Collected data entries

══════════════════════════════

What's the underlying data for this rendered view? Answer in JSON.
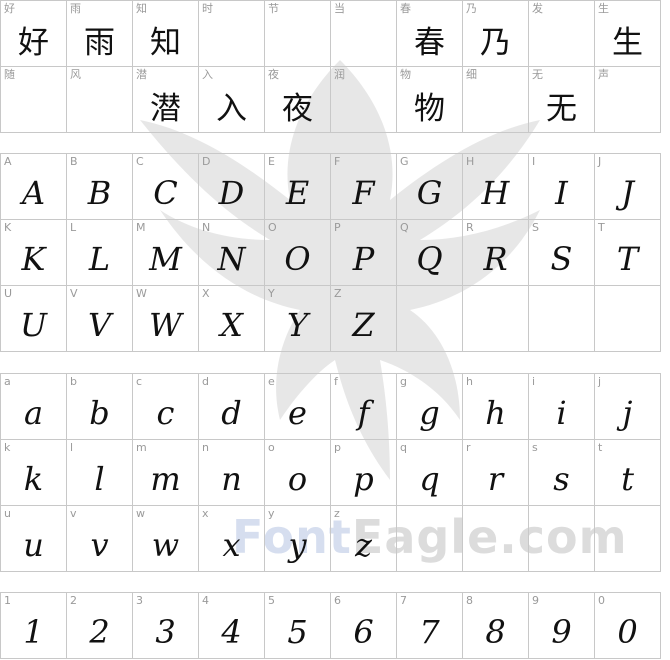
{
  "watermark": {
    "brand_part1": "Font",
    "brand_part2": "Eagle.com"
  },
  "sections": [
    {
      "cells": [
        {
          "label": "好",
          "glyph": "好"
        },
        {
          "label": "雨",
          "glyph": "雨"
        },
        {
          "label": "知",
          "glyph": "知"
        },
        {
          "label": "时",
          "glyph": ""
        },
        {
          "label": "节",
          "glyph": ""
        },
        {
          "label": "当",
          "glyph": ""
        },
        {
          "label": "春",
          "glyph": "春"
        },
        {
          "label": "乃",
          "glyph": "乃"
        },
        {
          "label": "发",
          "glyph": ""
        },
        {
          "label": "生",
          "glyph": "生"
        },
        {
          "label": "随",
          "glyph": ""
        },
        {
          "label": "风",
          "glyph": ""
        },
        {
          "label": "潜",
          "glyph": "潜"
        },
        {
          "label": "入",
          "glyph": "入"
        },
        {
          "label": "夜",
          "glyph": "夜"
        },
        {
          "label": "润",
          "glyph": ""
        },
        {
          "label": "物",
          "glyph": "物"
        },
        {
          "label": "细",
          "glyph": ""
        },
        {
          "label": "无",
          "glyph": "无"
        },
        {
          "label": "声",
          "glyph": ""
        }
      ]
    },
    {
      "cells": [
        {
          "label": "A",
          "glyph": "A"
        },
        {
          "label": "B",
          "glyph": "B"
        },
        {
          "label": "C",
          "glyph": "C"
        },
        {
          "label": "D",
          "glyph": "D"
        },
        {
          "label": "E",
          "glyph": "E"
        },
        {
          "label": "F",
          "glyph": "F"
        },
        {
          "label": "G",
          "glyph": "G"
        },
        {
          "label": "H",
          "glyph": "H"
        },
        {
          "label": "I",
          "glyph": "I"
        },
        {
          "label": "J",
          "glyph": "J"
        },
        {
          "label": "K",
          "glyph": "K"
        },
        {
          "label": "L",
          "glyph": "L"
        },
        {
          "label": "M",
          "glyph": "M"
        },
        {
          "label": "N",
          "glyph": "N"
        },
        {
          "label": "O",
          "glyph": "O"
        },
        {
          "label": "P",
          "glyph": "P"
        },
        {
          "label": "Q",
          "glyph": "Q"
        },
        {
          "label": "R",
          "glyph": "R"
        },
        {
          "label": "S",
          "glyph": "S"
        },
        {
          "label": "T",
          "glyph": "T"
        },
        {
          "label": "U",
          "glyph": "U"
        },
        {
          "label": "V",
          "glyph": "V"
        },
        {
          "label": "W",
          "glyph": "W"
        },
        {
          "label": "X",
          "glyph": "X"
        },
        {
          "label": "Y",
          "glyph": "Y"
        },
        {
          "label": "Z",
          "glyph": "Z"
        },
        {
          "label": "",
          "glyph": ""
        },
        {
          "label": "",
          "glyph": ""
        },
        {
          "label": "",
          "glyph": ""
        },
        {
          "label": "",
          "glyph": ""
        }
      ]
    },
    {
      "cells": [
        {
          "label": "a",
          "glyph": "a"
        },
        {
          "label": "b",
          "glyph": "b"
        },
        {
          "label": "c",
          "glyph": "c"
        },
        {
          "label": "d",
          "glyph": "d"
        },
        {
          "label": "e",
          "glyph": "e"
        },
        {
          "label": "f",
          "glyph": "f"
        },
        {
          "label": "g",
          "glyph": "g"
        },
        {
          "label": "h",
          "glyph": "h"
        },
        {
          "label": "i",
          "glyph": "i"
        },
        {
          "label": "j",
          "glyph": "j"
        },
        {
          "label": "k",
          "glyph": "k"
        },
        {
          "label": "l",
          "glyph": "l"
        },
        {
          "label": "m",
          "glyph": "m"
        },
        {
          "label": "n",
          "glyph": "n"
        },
        {
          "label": "o",
          "glyph": "o"
        },
        {
          "label": "p",
          "glyph": "p"
        },
        {
          "label": "q",
          "glyph": "q"
        },
        {
          "label": "r",
          "glyph": "r"
        },
        {
          "label": "s",
          "glyph": "s"
        },
        {
          "label": "t",
          "glyph": "t"
        },
        {
          "label": "u",
          "glyph": "u"
        },
        {
          "label": "v",
          "glyph": "v"
        },
        {
          "label": "w",
          "glyph": "w"
        },
        {
          "label": "x",
          "glyph": "x"
        },
        {
          "label": "y",
          "glyph": "y"
        },
        {
          "label": "z",
          "glyph": "z"
        },
        {
          "label": "",
          "glyph": ""
        },
        {
          "label": "",
          "glyph": ""
        },
        {
          "label": "",
          "glyph": ""
        },
        {
          "label": "",
          "glyph": ""
        }
      ]
    },
    {
      "cells": [
        {
          "label": "1",
          "glyph": "1"
        },
        {
          "label": "2",
          "glyph": "2"
        },
        {
          "label": "3",
          "glyph": "3"
        },
        {
          "label": "4",
          "glyph": "4"
        },
        {
          "label": "5",
          "glyph": "5"
        },
        {
          "label": "6",
          "glyph": "6"
        },
        {
          "label": "7",
          "glyph": "7"
        },
        {
          "label": "8",
          "glyph": "8"
        },
        {
          "label": "9",
          "glyph": "9"
        },
        {
          "label": "0",
          "glyph": "0"
        }
      ]
    }
  ]
}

══════════════════════════════

Your task:
Transcribe the full listing character for character. Pictures are excluded.

Answer to the problem:
What's the underlying data for this rendered view? Answer in JSON.
{
  "watermark": {
    "brand_part1": "Font",
    "brand_part2": "Eagle.com"
  },
  "sections": [
    {
      "cells": [
        {
          "label": "好",
          "glyph": "好"
        },
        {
          "label": "雨",
          "glyph": "雨"
        },
        {
          "label": "知",
          "glyph": "知"
        },
        {
          "label": "时",
          "glyph": ""
        },
        {
          "label": "节",
          "glyph": ""
        },
        {
          "label": "当",
          "glyph": ""
        },
        {
          "label": "春",
          "glyph": "春"
        },
        {
          "label": "乃",
          "glyph": "乃"
        },
        {
          "label": "发",
          "glyph": ""
        },
        {
          "label": "生",
          "glyph": "生"
        },
        {
          "label": "随",
          "glyph": ""
        },
        {
          "label": "风",
          "glyph": ""
        },
        {
          "label": "潜",
          "glyph": "潜"
        },
        {
          "label": "入",
          "glyph": "入"
        },
        {
          "label": "夜",
          "glyph": "夜"
        },
        {
          "label": "润",
          "glyph": ""
        },
        {
          "label": "物",
          "glyph": "物"
        },
        {
          "label": "细",
          "glyph": ""
        },
        {
          "label": "无",
          "glyph": "无"
        },
        {
          "label": "声",
          "glyph": ""
        }
      ]
    },
    {
      "cells": [
        {
          "label": "A",
          "glyph": "A"
        },
        {
          "label": "B",
          "glyph": "B"
        },
        {
          "label": "C",
          "glyph": "C"
        },
        {
          "label": "D",
          "glyph": "D"
        },
        {
          "label": "E",
          "glyph": "E"
        },
        {
          "label": "F",
          "glyph": "F"
        },
        {
          "label": "G",
          "glyph": "G"
        },
        {
          "label": "H",
          "glyph": "H"
        },
        {
          "label": "I",
          "glyph": "I"
        },
        {
          "label": "J",
          "glyph": "J"
        },
        {
          "label": "K",
          "glyph": "K"
        },
        {
          "label": "L",
          "glyph": "L"
        },
        {
          "label": "M",
          "glyph": "M"
        },
        {
          "label": "N",
          "glyph": "N"
        },
        {
          "label": "O",
          "glyph": "O"
        },
        {
          "label": "P",
          "glyph": "P"
        },
        {
          "label": "Q",
          "glyph": "Q"
        },
        {
          "label": "R",
          "glyph": "R"
        },
        {
          "label": "S",
          "glyph": "S"
        },
        {
          "label": "T",
          "glyph": "T"
        },
        {
          "label": "U",
          "glyph": "U"
        },
        {
          "label": "V",
          "glyph": "V"
        },
        {
          "label": "W",
          "glyph": "W"
        },
        {
          "label": "X",
          "glyph": "X"
        },
        {
          "label": "Y",
          "glyph": "Y"
        },
        {
          "label": "Z",
          "glyph": "Z"
        },
        {
          "label": "",
          "glyph": ""
        },
        {
          "label": "",
          "glyph": ""
        },
        {
          "label": "",
          "glyph": ""
        },
        {
          "label": "",
          "glyph": ""
        }
      ]
    },
    {
      "cells": [
        {
          "label": "a",
          "glyph": "a"
        },
        {
          "label": "b",
          "glyph": "b"
        },
        {
          "label": "c",
          "glyph": "c"
        },
        {
          "label": "d",
          "glyph": "d"
        },
        {
          "label": "e",
          "glyph": "e"
        },
        {
          "label": "f",
          "glyph": "f"
        },
        {
          "label": "g",
          "glyph": "g"
        },
        {
          "label": "h",
          "glyph": "h"
        },
        {
          "label": "i",
          "glyph": "i"
        },
        {
          "label": "j",
          "glyph": "j"
        },
        {
          "label": "k",
          "glyph": "k"
        },
        {
          "label": "l",
          "glyph": "l"
        },
        {
          "label": "m",
          "glyph": "m"
        },
        {
          "label": "n",
          "glyph": "n"
        },
        {
          "label": "o",
          "glyph": "o"
        },
        {
          "label": "p",
          "glyph": "p"
        },
        {
          "label": "q",
          "glyph": "q"
        },
        {
          "label": "r",
          "glyph": "r"
        },
        {
          "label": "s",
          "glyph": "s"
        },
        {
          "label": "t",
          "glyph": "t"
        },
        {
          "label": "u",
          "glyph": "u"
        },
        {
          "label": "v",
          "glyph": "v"
        },
        {
          "label": "w",
          "glyph": "w"
        },
        {
          "label": "x",
          "glyph": "x"
        },
        {
          "label": "y",
          "glyph": "y"
        },
        {
          "label": "z",
          "glyph": "z"
        },
        {
          "label": "",
          "glyph": ""
        },
        {
          "label": "",
          "glyph": ""
        },
        {
          "label": "",
          "glyph": ""
        },
        {
          "label": "",
          "glyph": ""
        }
      ]
    },
    {
      "cells": [
        {
          "label": "1",
          "glyph": "1"
        },
        {
          "label": "2",
          "glyph": "2"
        },
        {
          "label": "3",
          "glyph": "3"
        },
        {
          "label": "4",
          "glyph": "4"
        },
        {
          "label": "5",
          "glyph": "5"
        },
        {
          "label": "6",
          "glyph": "6"
        },
        {
          "label": "7",
          "glyph": "7"
        },
        {
          "label": "8",
          "glyph": "8"
        },
        {
          "label": "9",
          "glyph": "9"
        },
        {
          "label": "0",
          "glyph": "0"
        }
      ]
    }
  ]
}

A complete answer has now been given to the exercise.